• MATERIAL PROVIDED:
......

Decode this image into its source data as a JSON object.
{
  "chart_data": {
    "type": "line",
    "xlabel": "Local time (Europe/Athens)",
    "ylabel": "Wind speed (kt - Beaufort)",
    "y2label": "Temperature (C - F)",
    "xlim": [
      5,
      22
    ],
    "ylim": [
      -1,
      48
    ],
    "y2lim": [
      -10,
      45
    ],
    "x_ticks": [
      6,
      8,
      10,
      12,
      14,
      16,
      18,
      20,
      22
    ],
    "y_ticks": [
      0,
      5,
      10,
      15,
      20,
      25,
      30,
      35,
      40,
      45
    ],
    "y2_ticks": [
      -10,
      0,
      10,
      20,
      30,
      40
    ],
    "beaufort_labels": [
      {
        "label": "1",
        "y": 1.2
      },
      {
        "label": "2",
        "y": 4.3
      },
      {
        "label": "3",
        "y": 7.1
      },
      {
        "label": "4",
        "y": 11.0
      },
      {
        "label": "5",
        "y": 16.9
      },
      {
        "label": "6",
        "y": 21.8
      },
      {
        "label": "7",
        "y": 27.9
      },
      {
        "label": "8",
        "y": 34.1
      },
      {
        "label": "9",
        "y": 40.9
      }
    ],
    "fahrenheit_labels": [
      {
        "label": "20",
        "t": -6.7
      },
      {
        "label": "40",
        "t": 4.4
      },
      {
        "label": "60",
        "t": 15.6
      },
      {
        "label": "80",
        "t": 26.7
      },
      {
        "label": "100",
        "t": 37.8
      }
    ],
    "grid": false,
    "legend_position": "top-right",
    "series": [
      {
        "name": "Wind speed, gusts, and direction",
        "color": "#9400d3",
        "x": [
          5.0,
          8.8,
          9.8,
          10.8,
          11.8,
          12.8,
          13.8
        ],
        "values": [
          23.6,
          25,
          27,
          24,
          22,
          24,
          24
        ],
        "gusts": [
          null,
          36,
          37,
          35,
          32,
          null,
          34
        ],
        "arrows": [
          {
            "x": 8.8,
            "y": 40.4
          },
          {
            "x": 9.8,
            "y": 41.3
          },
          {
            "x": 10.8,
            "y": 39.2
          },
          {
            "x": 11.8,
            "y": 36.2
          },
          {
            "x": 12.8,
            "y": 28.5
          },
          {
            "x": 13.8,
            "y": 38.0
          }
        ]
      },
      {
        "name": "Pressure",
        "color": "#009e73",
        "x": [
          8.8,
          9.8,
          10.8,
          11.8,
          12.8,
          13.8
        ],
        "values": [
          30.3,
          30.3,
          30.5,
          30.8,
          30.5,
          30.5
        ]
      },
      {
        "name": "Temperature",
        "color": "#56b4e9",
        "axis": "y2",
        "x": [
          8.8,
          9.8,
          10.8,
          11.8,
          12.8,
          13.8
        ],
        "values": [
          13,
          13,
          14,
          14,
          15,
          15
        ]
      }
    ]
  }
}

......

• GIVEN TASK: Return each line in the records that holds the string "name".

• TASK RESPONSE:
        "name": "Wind speed, gusts, and direction",
        "name": "Pressure",
        "name": "Temperature",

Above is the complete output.